### WHAT THE TASK REQUIRES
Look for the word "нажмите" in the entries below, then copy every line that has it.

━━━

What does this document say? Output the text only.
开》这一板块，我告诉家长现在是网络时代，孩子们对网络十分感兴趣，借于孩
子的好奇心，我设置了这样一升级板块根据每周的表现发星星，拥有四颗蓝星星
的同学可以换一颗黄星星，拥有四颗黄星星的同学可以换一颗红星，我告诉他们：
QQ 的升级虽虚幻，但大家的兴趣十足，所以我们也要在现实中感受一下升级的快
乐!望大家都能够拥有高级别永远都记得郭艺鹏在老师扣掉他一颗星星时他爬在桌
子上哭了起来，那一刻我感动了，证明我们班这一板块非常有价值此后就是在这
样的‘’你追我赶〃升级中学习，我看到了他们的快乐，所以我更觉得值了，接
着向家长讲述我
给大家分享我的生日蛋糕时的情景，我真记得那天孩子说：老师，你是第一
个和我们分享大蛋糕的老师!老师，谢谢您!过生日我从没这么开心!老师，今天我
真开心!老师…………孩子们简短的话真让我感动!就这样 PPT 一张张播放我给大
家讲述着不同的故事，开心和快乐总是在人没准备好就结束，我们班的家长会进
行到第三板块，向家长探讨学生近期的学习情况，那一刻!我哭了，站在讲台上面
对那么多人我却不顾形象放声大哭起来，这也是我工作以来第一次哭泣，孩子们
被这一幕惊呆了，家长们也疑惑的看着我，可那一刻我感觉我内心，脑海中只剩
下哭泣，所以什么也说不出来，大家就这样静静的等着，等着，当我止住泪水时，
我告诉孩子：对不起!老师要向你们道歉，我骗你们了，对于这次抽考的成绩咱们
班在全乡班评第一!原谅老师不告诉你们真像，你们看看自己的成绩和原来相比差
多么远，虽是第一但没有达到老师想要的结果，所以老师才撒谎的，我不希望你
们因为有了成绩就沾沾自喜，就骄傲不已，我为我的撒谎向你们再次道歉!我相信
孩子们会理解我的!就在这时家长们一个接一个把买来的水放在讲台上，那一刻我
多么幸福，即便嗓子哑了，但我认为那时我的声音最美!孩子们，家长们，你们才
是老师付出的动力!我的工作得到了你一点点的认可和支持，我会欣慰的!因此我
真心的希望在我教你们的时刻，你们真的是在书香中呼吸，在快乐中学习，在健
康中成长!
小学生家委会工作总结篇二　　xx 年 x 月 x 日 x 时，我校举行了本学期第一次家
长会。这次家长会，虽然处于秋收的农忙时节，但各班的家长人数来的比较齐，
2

━━━

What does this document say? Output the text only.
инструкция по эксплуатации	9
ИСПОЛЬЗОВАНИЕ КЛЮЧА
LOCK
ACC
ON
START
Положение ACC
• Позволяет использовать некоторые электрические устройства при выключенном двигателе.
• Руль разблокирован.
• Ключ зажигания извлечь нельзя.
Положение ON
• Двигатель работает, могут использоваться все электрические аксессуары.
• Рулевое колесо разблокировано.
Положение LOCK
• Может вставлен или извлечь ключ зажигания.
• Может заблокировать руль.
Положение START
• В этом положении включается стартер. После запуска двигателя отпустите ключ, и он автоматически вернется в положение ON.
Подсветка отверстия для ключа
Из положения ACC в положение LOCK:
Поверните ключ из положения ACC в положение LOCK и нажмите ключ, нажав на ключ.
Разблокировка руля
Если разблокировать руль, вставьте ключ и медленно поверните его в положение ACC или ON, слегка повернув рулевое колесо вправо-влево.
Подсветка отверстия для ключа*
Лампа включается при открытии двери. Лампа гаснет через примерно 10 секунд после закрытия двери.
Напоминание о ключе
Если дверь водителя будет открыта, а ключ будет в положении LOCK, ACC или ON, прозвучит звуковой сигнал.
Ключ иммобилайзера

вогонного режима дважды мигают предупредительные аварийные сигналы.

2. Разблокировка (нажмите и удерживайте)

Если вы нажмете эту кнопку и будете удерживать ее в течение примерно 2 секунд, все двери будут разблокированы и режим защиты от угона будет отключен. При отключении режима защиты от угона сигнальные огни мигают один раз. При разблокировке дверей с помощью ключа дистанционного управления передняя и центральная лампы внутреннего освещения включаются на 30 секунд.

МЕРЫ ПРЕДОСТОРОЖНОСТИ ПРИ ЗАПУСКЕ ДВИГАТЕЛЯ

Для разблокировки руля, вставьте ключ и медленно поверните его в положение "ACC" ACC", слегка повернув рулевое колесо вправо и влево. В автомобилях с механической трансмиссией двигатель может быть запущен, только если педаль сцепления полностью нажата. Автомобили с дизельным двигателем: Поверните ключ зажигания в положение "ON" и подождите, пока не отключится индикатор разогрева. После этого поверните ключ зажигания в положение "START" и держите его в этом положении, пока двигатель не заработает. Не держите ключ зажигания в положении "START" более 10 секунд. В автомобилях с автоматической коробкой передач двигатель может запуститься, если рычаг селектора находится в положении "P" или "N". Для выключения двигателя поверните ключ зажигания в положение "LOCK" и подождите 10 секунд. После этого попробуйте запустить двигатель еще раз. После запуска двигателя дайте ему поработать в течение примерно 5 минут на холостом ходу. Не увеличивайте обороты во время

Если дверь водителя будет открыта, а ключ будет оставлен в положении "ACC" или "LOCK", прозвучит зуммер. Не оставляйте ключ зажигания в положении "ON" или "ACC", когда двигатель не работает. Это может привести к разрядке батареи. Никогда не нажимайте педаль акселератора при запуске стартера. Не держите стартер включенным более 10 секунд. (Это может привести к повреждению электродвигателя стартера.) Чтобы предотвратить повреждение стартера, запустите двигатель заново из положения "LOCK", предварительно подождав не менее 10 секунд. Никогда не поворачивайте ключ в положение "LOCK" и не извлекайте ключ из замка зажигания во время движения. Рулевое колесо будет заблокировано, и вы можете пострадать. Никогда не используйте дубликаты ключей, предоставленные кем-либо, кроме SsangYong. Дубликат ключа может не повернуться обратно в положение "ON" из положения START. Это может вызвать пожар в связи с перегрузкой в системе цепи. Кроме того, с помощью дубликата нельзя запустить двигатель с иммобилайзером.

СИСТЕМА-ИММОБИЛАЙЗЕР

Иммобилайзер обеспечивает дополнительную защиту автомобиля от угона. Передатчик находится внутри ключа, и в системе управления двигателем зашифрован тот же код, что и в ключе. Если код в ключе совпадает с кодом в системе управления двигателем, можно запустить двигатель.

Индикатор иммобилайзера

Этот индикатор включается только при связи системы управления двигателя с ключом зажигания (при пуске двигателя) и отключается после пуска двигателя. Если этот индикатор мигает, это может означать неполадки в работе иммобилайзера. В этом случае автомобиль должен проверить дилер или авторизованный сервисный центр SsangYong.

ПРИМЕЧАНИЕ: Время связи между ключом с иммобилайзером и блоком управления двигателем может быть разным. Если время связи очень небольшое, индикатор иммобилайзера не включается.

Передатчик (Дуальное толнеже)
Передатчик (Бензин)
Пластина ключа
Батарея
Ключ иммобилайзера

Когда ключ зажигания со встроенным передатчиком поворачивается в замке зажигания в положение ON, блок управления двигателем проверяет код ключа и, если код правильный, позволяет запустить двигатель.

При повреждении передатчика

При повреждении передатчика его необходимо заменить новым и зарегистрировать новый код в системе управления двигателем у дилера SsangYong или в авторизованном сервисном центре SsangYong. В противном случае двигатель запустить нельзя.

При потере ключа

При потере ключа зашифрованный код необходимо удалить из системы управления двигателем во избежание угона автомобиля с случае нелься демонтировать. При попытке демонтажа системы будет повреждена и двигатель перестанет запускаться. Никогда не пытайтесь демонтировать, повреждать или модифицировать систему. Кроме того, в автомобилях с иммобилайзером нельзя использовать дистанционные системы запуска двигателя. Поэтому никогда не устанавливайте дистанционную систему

━━━

### TASK ANSWER
Поверните ключ из положения ACC в положение LOCK и нажмите ключ, нажав на ключ.
2. Разблокировка (нажмите и удерживайте)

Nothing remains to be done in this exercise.